Start of DATASET RECORDS

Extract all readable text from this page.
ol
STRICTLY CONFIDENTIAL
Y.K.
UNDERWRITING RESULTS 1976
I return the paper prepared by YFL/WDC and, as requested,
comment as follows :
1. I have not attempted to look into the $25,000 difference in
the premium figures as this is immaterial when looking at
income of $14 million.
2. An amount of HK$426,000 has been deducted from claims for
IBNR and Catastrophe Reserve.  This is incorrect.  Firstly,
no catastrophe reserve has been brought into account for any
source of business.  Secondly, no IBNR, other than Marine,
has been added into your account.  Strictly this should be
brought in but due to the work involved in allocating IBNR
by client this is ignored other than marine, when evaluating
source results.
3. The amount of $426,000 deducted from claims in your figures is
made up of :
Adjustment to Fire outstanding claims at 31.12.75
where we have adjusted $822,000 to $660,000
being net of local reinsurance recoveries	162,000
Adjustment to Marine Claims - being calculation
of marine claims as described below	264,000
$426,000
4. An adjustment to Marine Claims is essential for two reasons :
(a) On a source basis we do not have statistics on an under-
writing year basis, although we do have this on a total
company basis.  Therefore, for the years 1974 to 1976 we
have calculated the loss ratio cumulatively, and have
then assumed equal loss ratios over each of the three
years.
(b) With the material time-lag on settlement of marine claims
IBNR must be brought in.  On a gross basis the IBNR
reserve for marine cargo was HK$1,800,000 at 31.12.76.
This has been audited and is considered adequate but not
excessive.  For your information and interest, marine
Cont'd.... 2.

End of DATASET RECORDS

Return the number of lines that include the word "years", and nothing else.

[THE RESPONSE]: 2